Find every line of the listing below where "hommes" appears, and copy it.

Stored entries
+--

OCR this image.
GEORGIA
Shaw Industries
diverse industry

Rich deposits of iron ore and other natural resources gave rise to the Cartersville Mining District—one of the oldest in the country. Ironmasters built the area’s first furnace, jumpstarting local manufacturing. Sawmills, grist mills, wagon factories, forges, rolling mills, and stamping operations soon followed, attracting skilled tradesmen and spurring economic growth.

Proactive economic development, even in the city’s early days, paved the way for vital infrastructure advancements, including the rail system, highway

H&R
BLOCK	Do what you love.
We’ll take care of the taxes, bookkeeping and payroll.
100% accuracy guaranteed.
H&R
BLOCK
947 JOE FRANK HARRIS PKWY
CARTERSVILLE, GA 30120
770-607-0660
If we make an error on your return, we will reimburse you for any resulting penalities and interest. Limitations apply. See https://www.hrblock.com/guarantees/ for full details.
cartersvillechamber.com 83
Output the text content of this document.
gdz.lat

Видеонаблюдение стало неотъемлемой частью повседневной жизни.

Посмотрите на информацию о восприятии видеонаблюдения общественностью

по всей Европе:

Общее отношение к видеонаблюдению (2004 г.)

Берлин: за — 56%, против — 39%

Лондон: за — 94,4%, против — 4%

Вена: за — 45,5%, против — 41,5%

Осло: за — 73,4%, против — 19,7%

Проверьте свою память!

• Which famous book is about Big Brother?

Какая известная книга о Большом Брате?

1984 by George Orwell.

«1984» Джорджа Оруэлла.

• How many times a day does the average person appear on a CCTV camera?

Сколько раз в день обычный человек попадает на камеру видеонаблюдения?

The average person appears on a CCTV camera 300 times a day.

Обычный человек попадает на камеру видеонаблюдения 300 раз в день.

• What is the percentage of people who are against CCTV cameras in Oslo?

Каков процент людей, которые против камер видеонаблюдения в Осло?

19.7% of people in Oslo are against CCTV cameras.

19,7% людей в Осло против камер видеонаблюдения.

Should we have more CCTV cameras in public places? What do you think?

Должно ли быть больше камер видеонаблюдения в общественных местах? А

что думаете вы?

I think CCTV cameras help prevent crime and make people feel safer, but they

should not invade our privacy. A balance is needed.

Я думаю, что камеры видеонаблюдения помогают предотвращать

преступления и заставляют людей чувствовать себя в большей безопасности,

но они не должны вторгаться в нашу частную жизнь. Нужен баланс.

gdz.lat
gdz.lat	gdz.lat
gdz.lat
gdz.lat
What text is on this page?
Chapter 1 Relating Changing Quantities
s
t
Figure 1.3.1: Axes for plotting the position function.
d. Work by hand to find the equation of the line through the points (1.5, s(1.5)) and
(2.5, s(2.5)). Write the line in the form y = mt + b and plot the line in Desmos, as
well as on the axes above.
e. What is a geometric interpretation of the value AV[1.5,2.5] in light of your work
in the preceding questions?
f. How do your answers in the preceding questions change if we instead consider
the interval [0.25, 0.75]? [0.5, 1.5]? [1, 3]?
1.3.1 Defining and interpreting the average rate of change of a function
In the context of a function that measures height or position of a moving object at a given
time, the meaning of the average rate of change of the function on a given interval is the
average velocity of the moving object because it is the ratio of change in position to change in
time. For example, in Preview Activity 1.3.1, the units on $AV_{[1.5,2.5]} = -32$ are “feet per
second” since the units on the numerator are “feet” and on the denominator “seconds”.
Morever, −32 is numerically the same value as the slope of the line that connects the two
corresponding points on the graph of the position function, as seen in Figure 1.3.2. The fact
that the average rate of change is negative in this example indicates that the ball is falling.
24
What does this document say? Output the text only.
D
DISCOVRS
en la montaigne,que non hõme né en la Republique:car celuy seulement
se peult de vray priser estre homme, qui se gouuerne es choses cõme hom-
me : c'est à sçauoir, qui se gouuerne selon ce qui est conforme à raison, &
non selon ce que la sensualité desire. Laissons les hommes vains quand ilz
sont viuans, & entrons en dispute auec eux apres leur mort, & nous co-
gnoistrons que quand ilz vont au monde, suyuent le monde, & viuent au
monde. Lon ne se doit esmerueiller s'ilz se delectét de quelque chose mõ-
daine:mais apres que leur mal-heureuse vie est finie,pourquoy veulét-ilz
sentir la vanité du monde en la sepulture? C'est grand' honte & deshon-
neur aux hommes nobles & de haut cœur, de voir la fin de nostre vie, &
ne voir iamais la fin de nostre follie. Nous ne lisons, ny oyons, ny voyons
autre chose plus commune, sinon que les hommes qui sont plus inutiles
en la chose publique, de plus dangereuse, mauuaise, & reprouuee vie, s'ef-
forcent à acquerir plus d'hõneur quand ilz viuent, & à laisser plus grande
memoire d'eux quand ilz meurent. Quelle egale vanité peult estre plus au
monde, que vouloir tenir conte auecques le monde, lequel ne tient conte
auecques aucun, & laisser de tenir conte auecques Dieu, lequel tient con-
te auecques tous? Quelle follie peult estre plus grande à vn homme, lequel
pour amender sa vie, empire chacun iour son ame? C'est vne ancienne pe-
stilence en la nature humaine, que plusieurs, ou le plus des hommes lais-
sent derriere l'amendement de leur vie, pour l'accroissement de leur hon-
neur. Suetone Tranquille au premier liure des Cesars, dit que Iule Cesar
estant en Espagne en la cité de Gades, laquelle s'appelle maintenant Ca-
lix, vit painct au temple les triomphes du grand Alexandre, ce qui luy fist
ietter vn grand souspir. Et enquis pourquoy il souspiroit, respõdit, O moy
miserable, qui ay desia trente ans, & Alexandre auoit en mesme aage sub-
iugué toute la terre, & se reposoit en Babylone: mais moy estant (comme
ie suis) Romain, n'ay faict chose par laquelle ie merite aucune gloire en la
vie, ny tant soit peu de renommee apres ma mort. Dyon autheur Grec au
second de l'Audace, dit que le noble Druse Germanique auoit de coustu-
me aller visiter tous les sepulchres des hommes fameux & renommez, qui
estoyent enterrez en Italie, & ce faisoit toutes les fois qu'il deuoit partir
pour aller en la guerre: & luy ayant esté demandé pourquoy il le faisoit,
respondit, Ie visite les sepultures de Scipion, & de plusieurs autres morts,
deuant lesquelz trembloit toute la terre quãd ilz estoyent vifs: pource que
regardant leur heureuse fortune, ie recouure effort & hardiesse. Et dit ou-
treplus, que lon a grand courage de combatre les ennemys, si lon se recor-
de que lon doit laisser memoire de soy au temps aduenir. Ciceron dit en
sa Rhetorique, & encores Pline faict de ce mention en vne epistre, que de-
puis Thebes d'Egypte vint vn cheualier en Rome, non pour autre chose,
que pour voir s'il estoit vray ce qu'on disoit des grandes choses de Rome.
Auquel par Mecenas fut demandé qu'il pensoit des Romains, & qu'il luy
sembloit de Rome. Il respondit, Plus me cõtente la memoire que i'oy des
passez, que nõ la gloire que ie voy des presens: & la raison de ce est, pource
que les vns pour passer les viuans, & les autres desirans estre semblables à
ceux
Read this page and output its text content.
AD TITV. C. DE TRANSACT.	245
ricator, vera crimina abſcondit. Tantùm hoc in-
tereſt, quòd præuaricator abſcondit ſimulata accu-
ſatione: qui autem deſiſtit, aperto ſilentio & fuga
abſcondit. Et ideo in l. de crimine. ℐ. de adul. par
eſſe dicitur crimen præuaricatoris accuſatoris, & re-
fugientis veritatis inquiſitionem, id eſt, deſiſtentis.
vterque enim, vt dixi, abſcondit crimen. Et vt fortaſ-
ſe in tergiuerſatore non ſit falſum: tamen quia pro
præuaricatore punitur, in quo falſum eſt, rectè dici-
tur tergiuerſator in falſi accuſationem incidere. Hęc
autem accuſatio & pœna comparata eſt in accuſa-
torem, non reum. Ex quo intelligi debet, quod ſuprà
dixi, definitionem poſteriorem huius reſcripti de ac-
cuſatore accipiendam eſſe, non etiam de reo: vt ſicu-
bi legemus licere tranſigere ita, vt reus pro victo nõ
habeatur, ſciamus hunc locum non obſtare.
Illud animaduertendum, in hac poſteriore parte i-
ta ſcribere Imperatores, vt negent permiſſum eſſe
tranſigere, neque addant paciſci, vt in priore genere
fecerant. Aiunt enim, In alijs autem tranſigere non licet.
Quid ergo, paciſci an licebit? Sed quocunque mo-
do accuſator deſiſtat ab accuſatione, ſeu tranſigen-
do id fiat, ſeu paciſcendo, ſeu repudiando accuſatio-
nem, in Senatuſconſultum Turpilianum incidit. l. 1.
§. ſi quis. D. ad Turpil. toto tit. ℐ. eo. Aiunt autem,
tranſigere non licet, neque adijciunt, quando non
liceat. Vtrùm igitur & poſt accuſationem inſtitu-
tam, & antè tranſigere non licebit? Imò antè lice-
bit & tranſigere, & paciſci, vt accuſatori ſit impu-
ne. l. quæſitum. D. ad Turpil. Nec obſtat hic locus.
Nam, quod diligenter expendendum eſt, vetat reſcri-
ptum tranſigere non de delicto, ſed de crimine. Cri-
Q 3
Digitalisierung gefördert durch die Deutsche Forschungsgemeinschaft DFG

+--

EXPECTED ANSWER:
non selon ce que la sensualité desire. Laissons les hommes vains quand ilz
neur aux hommes nobles & de haut cœur, de voir la fin de nostre vie, &
autre chose plus commune, sinon que les hommes qui sont plus inutiles
stilence en la nature humaine, que plusieurs, ou le plus des hommes lais-
me aller visiter tous les sepulchres des hommes fameux & renommez, qui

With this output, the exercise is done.